» **Objective**
Copy each line of the entries beneath that contains the word "strokes".

Figure content listings:
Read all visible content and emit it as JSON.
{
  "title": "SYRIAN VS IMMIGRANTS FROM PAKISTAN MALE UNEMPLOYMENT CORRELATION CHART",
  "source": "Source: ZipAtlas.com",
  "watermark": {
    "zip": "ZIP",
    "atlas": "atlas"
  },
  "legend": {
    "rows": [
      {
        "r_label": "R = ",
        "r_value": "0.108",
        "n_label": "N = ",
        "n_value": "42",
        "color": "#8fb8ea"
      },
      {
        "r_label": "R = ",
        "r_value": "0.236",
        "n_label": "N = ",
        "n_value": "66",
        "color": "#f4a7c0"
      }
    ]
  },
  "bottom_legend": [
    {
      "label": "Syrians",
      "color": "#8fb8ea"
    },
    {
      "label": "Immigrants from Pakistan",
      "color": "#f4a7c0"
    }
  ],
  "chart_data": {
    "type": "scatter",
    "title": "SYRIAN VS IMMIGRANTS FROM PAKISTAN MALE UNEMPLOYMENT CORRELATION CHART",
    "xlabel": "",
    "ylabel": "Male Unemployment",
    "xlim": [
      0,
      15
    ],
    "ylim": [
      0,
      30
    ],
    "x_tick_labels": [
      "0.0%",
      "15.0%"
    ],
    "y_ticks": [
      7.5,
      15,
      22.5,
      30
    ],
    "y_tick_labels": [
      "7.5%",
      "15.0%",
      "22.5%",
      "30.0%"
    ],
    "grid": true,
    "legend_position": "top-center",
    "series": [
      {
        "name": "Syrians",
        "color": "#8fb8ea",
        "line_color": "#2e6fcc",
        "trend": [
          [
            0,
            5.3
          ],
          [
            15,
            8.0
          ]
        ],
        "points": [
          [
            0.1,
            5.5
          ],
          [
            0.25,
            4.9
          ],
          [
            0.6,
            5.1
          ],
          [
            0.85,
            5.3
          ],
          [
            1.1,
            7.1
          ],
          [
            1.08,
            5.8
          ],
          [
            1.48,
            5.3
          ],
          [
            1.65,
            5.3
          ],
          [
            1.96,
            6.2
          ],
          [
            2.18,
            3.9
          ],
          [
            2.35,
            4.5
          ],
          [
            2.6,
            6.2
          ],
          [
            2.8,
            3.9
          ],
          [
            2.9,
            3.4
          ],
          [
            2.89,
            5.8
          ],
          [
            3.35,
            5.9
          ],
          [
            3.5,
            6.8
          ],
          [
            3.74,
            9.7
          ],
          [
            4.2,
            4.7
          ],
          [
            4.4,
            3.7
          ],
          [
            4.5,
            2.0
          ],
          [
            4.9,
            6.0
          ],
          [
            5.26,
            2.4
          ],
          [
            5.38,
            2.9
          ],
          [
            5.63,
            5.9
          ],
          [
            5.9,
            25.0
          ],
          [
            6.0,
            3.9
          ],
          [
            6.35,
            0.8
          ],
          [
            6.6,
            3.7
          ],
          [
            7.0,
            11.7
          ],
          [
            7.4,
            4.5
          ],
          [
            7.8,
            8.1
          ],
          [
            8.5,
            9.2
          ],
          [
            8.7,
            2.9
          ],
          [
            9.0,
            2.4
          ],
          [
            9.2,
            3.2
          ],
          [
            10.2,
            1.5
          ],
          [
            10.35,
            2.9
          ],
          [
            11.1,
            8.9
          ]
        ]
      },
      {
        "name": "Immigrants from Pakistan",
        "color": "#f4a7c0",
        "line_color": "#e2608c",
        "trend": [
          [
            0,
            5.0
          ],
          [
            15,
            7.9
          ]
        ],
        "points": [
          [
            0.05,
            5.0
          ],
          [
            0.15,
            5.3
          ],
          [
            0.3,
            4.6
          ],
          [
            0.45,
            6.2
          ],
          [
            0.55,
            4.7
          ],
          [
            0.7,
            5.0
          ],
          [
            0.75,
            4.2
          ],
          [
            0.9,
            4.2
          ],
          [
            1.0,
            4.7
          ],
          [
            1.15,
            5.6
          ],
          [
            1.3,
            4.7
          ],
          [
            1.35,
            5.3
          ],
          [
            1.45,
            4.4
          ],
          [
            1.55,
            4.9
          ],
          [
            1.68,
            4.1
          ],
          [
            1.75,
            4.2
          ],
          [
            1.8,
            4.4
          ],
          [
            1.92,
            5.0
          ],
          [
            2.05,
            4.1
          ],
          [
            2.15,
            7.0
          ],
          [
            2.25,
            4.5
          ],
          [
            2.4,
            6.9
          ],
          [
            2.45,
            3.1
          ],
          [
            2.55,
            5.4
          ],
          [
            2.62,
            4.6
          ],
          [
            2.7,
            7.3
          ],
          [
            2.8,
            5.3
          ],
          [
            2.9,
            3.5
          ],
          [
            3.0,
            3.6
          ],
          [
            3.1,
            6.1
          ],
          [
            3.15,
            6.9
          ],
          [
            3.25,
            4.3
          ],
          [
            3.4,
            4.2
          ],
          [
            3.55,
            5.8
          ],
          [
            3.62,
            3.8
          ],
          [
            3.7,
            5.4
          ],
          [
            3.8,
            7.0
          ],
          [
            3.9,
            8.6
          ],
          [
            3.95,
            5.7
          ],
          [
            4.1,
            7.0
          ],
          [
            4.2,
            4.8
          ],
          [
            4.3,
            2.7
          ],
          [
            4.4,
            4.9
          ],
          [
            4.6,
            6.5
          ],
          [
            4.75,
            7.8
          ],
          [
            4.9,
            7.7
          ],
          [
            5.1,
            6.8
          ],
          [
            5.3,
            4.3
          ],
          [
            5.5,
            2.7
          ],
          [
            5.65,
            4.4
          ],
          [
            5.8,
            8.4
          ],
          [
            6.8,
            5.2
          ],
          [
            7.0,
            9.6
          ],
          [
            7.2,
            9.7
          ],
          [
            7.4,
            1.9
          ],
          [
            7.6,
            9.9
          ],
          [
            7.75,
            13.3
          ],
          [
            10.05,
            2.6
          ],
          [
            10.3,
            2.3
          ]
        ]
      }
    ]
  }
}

--

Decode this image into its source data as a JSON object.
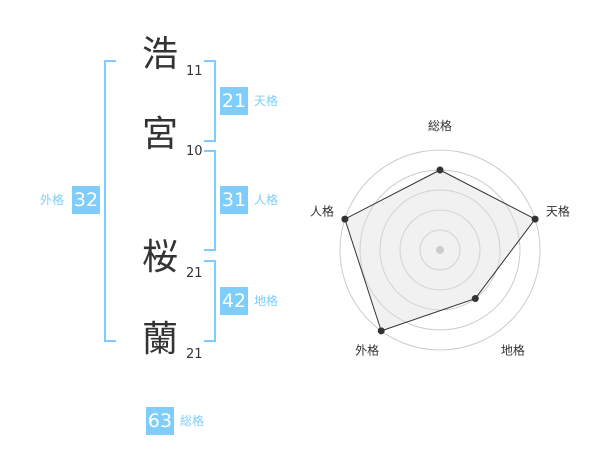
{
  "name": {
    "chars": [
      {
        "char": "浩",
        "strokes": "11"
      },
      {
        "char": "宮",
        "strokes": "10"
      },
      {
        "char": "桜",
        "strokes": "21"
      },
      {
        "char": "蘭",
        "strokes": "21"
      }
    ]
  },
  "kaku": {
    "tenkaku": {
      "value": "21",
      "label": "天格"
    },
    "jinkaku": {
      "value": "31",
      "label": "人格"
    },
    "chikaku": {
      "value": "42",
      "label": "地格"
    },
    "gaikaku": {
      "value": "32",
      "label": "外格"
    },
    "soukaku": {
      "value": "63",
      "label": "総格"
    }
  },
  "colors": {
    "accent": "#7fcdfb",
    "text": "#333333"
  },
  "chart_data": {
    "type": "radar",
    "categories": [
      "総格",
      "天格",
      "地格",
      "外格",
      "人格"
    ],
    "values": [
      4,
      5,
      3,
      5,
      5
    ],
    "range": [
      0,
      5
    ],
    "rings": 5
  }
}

» **Written solution**
        "strokes": "11"
        "strokes": "10"
        "strokes": "21"
        "strokes": "21"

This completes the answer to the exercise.